Direction —
Return each entry exactly, with none missing.

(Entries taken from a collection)
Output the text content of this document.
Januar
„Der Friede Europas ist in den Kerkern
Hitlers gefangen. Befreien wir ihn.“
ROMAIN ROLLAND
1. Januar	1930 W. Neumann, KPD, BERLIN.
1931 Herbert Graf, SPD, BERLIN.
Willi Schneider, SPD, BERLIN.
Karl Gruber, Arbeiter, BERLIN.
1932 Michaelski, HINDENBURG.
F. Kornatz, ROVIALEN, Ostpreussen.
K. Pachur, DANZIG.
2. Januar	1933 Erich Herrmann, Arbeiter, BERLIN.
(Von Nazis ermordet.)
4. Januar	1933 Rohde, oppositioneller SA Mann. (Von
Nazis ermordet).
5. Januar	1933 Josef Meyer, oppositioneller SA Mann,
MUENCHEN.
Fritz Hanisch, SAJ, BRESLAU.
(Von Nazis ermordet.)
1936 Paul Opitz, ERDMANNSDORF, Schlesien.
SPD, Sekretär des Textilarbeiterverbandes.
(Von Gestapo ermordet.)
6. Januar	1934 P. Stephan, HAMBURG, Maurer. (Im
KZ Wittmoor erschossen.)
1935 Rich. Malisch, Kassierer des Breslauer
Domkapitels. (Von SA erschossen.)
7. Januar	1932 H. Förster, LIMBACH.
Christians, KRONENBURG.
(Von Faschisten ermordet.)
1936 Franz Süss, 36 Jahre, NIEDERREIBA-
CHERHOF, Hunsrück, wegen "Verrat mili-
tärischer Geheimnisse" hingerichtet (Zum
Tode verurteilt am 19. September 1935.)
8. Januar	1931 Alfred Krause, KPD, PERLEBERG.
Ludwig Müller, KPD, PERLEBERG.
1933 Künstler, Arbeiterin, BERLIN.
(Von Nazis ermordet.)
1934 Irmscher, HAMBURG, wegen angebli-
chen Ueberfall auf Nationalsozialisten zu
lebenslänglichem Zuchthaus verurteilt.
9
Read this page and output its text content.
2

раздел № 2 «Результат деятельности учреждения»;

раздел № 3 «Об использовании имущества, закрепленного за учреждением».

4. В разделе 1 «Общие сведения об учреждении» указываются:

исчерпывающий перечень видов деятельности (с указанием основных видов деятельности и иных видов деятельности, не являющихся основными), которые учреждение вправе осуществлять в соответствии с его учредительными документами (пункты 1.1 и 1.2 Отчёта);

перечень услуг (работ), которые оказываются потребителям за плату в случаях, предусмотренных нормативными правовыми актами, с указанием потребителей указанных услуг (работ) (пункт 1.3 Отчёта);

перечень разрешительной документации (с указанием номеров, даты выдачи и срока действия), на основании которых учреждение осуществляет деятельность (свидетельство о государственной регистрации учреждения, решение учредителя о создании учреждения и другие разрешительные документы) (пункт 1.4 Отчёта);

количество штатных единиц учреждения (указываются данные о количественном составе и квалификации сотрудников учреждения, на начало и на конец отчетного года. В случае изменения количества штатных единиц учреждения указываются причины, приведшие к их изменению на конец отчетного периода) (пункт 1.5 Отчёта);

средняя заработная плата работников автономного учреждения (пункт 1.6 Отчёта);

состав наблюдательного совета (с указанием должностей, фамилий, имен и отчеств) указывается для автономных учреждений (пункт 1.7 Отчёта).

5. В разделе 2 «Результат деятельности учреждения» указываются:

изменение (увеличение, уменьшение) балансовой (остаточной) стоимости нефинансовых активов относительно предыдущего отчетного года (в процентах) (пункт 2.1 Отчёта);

Answer in full —
Output the text content of this document.
Januar
„Der Friede Europas ist in den Kerkern
Hitlers gefangen. Befreien wir ihn.“
ROMAIN ROLLAND
1. Januar	1930 W. Neumann, KPD, BERLIN.
1931 Herbert Graf, SPD, BERLIN.
Willi Schneider, SPD, BERLIN.
Karl Gruber, Arbeiter, BERLIN.
1932 Michaelski, HINDENBURG.
F. Kornatz, ROVIALEN, Ostpreussen.
K. Pachur, DANZIG.
2. Januar	1933 Erich Herrmann, Arbeiter, BERLIN.
(Von Nazis ermordet.)
4. Januar	1933 Rohde, oppositioneller SA Mann. (Von
Nazis ermordet).
5. Januar	1933 Josef Meyer, oppositioneller SA Mann,
MUENCHEN.
Fritz Hanisch, SAJ, BRESLAU.
(Von Nazis ermordet.)
1936 Paul Opitz, ERDMANNSDORF, Schlesien.
SPD, Sekretär des Textilarbeiterverbandes.
(Von Gestapo ermordet.)
6. Januar	1934 P. Stephan, HAMBURG, Maurer. (Im
KZ Wittmoor erschossen.)
1935 Rich. Malisch, Kassierer des Breslauer
Domkapitels. (Von SA erschossen.)
7. Januar	1932 H. Förster, LIMBACH.
Christians, KRONENBURG.
(Von Faschisten ermordet.)
1936 Franz Süss, 36 Jahre, NIEDERREIBA-
CHERHOF, Hunsrück, wegen "Verrat mili-
tärischer Geheimnisse" hingerichtet (Zum
Tode verurteilt am 19. September 1935.)
8. Januar	1931 Alfred Krause, KPD, PERLEBERG.
Ludwig Müller, KPD, PERLEBERG.
1933 Künstler, Arbeiterin, BERLIN.
(Von Nazis ermordet.)
1934 Irmscher, HAMBURG, wegen angebli-
chen Ueberfall auf Nationalsozialisten zu
lebenslänglichem Zuchthaus verurteilt.
9
Read this page and output its text content.
2

раздел № 2 «Результат деятельности учреждения»;

раздел № 3 «Об использовании имущества, закрепленного за учреждением».

4. В разделе 1 «Общие сведения об учреждении» указываются:

исчерпывающий перечень видов деятельности (с указанием основных видов деятельности и иных видов деятельности, не являющихся основными), которые учреждение вправе осуществлять в соответствии с его учредительными документами (пункты 1.1 и 1.2 Отчёта);

перечень услуг (работ), которые оказываются потребителям за плату в случаях, предусмотренных нормативными правовыми актами, с указанием потребителей указанных услуг (работ) (пункт 1.3 Отчёта);

перечень разрешительной документации (с указанием номеров, даты выдачи и срока действия), на основании которых учреждение осуществляет деятельность (свидетельство о государственной регистрации учреждения, решение учредителя о создании учреждения и другие разрешительные документы) (пункт 1.4 Отчёта);

количество штатных единиц учреждения (указываются данные о количественном составе и квалификации сотрудников учреждения, на начало и на конец отчетного года. В случае изменения количества штатных единиц учреждения указываются причины, приведшие к их изменению на конец отчетного периода) (пункт 1.5 Отчёта);

средняя заработная плата работников автономного учреждения (пункт 1.6 Отчёта);

состав наблюдательного совета (с указанием должностей, фамилий, имен и отчеств) указывается для автономных учреждений (пункт 1.7 Отчёта).

5. В разделе 2 «Результат деятельности учреждения» указываются:

изменение (увеличение, уменьшение) балансовой (остаточной) стоимости нефинансовых активов относительно предыдущего отчетного года (в процентах) (пункт 2.1 Отчёта);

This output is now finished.